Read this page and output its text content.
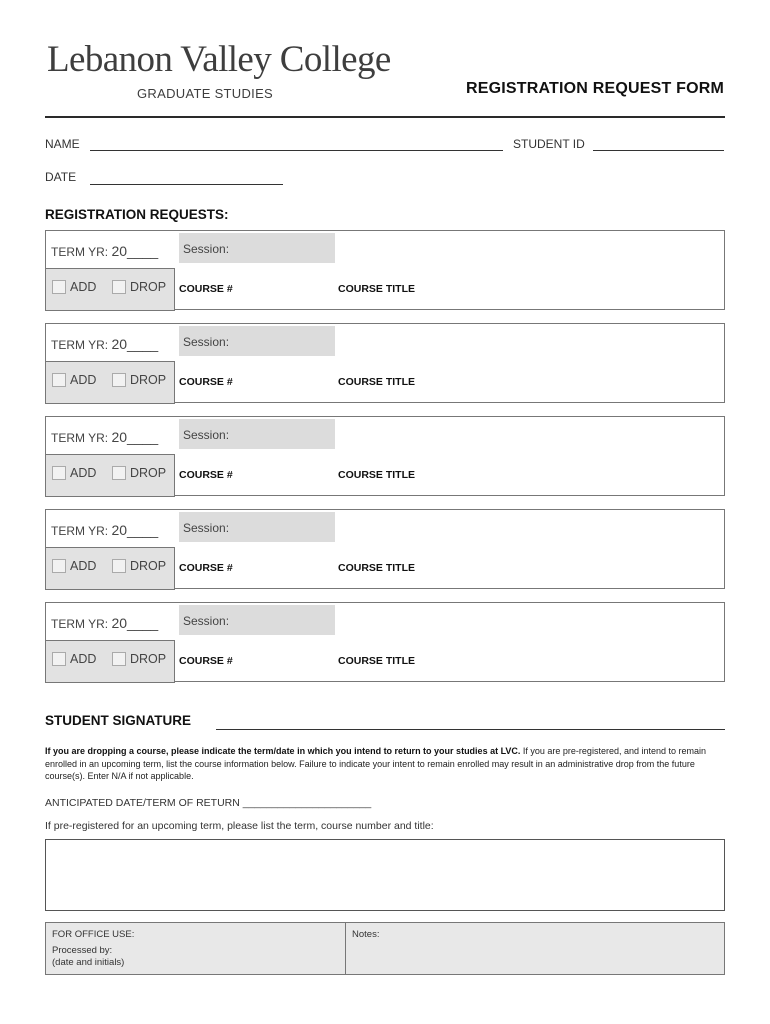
Lebanon Valley College
GRADUATE STUDIES	REGISTRATION REQUEST FORM
NAME	STUDENT ID
DATE
REGISTRATION REQUESTS:
TERM YR: 20____ Session:
ADD	DROP COURSE #	COURSE TITLE
TERM YR: 20____ Session:
ADD	DROP COURSE #	COURSE TITLE
TERM YR: 20____ Session:
ADD	DROP COURSE #	COURSE TITLE
TERM YR: 20____ Session:
ADD	DROP COURSE #	COURSE TITLE
TERM YR: 20____ Session:
ADD	DROP COURSE #	COURSE TITLE
STUDENT SIGNATURE
If you are dropping a course, please indicate the term/date in which you intend to return to your studies at LVC. If you are pre-registered, and intend to remain enrolled in an upcoming term, list the course information below. Failure to indicate your intent to remain enrolled may result in an administrative drop from the future course(s). Enter N/A if not applicable.
ANTICIPATED DATE/TERM OF RETURN ______________________
If pre-registered for an upcoming term, please list the term, course number and title:
FOR OFFICE USE:
Processed by:
(date and initials)
Notes:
::::
Every record is to be reproduced exactly, with no pictures included.

Read this page and output its text content.
Lebanon Valley College
GRADUATE STUDIES	REGISTRATION REQUEST FORM
NAME	STUDENT ID
DATE
REGISTRATION REQUESTS:
TERM YR: 20____ Session:
ADD	DROP COURSE #	COURSE TITLE
TERM YR: 20____ Session:
ADD	DROP COURSE #	COURSE TITLE
TERM YR: 20____ Session:
ADD	DROP COURSE #	COURSE TITLE
TERM YR: 20____ Session:
ADD	DROP COURSE #	COURSE TITLE
TERM YR: 20____ Session:
ADD	DROP COURSE #	COURSE TITLE
STUDENT SIGNATURE
If you are dropping a course, please indicate the term/date in which you intend to return to your studies at LVC. If you are pre-registered, and intend to remain enrolled in an upcoming term, list the course information below. Failure to indicate your intent to remain enrolled may result in an administrative drop from the future course(s). Enter N/A if not applicable.
ANTICIPATED DATE/TERM OF RETURN ______________________
If pre-registered for an upcoming term, please list the term, course number and title:
FOR OFFICE USE:
Processed by:
(date and initials)
Notes:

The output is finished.